#### Aim:
Write out the records exactly, from the line containing "Enumerate the UI" up to and including the line containing "462, 226, 473]".

#### Stored data:
::::

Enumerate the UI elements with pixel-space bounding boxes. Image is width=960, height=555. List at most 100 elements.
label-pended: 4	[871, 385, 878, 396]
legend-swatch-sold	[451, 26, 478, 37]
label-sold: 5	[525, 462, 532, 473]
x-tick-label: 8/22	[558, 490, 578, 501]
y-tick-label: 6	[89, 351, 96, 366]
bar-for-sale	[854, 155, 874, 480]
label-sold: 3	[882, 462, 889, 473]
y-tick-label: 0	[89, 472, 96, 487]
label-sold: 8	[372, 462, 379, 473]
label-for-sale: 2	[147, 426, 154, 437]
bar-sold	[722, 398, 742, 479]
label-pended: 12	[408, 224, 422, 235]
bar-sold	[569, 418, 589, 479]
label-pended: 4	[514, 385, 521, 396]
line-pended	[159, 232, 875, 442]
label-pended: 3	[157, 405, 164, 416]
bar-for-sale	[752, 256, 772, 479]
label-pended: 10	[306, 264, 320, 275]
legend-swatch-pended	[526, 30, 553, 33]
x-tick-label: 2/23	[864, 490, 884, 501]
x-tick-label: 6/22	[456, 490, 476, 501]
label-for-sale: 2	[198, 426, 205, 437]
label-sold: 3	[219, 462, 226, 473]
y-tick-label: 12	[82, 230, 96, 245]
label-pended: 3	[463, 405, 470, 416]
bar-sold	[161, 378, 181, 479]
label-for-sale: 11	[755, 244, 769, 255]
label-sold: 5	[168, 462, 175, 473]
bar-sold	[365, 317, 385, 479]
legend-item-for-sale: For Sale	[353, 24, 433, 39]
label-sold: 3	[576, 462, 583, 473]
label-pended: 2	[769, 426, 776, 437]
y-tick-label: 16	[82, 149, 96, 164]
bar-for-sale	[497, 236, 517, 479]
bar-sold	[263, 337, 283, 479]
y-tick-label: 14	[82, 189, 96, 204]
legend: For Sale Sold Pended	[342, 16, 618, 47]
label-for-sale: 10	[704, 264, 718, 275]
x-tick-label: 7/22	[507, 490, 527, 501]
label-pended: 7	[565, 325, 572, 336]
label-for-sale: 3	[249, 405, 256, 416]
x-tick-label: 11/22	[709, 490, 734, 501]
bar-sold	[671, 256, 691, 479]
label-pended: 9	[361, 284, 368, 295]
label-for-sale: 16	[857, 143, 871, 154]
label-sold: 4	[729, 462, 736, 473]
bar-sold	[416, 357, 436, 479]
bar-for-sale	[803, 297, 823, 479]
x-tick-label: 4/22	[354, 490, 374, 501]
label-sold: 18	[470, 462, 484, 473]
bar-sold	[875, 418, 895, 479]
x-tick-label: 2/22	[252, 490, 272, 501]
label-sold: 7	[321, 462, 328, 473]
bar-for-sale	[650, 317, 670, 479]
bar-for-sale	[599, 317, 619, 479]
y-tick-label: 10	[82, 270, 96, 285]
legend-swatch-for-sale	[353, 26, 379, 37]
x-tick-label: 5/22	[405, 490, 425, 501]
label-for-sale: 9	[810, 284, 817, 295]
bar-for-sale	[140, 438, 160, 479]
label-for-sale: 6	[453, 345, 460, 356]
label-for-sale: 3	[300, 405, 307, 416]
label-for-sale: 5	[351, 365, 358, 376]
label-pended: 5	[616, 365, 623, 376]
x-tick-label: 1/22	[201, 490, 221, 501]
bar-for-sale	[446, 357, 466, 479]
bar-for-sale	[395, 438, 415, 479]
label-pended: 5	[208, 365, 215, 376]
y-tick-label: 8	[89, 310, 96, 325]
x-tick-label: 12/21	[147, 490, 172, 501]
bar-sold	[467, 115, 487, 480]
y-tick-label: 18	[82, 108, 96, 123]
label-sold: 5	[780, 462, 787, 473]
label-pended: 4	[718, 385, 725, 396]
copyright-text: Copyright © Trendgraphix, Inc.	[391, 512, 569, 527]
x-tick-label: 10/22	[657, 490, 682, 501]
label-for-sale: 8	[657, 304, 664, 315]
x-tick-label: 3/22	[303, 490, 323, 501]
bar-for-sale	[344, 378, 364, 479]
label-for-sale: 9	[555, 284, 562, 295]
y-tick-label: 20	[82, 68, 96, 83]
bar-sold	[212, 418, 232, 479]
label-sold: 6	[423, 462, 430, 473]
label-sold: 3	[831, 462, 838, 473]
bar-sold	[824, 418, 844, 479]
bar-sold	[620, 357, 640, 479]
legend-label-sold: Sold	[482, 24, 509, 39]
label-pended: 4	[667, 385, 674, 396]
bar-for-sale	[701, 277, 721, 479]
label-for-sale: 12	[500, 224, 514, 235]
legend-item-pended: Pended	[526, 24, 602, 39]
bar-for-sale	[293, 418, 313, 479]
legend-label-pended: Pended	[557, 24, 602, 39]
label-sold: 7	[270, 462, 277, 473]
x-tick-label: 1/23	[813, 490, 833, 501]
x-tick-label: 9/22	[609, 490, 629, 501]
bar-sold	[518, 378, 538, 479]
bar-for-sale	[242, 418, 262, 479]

::::

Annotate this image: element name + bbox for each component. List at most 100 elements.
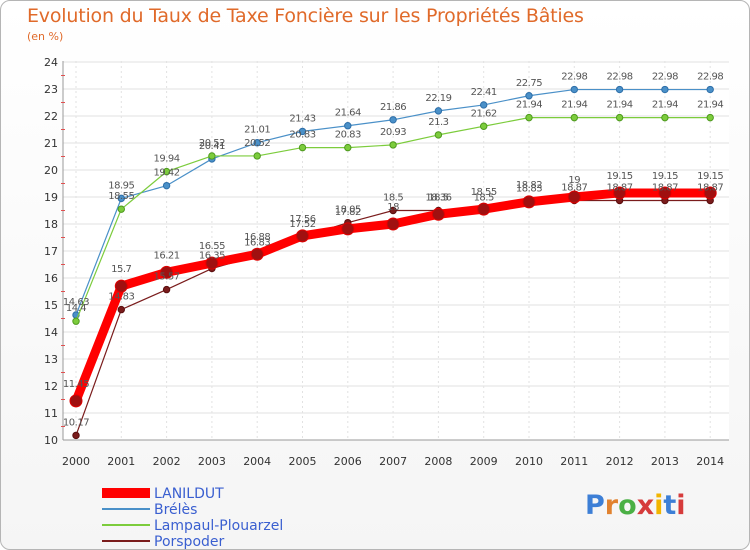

::::

#### Solution to this task:
Enumerate the UI elements with pixel-space bounding boxes. Image is width=960, height=555. List at most 100 elements.
label-pended: 4	[871, 385, 878, 396]
legend-swatch-sold	[451, 26, 478, 37]
label-sold: 5	[525, 462, 532, 473]
x-tick-label: 8/22	[558, 490, 578, 501]
y-tick-label: 6	[89, 351, 96, 366]
bar-for-sale	[854, 155, 874, 480]
label-sold: 3	[882, 462, 889, 473]
y-tick-label: 0	[89, 472, 96, 487]
label-sold: 8	[372, 462, 379, 473]
label-for-sale: 2	[147, 426, 154, 437]
bar-sold	[722, 398, 742, 479]
label-pended: 12	[408, 224, 422, 235]
bar-sold	[569, 418, 589, 479]
label-pended: 4	[514, 385, 521, 396]
line-pended	[159, 232, 875, 442]
label-pended: 3	[157, 405, 164, 416]
bar-for-sale	[752, 256, 772, 479]
label-pended: 10	[306, 264, 320, 275]
legend-swatch-pended	[526, 30, 553, 33]
x-tick-label: 2/23	[864, 490, 884, 501]
x-tick-label: 6/22	[456, 490, 476, 501]
label-for-sale: 2	[198, 426, 205, 437]
label-sold: 3	[219, 462, 226, 473]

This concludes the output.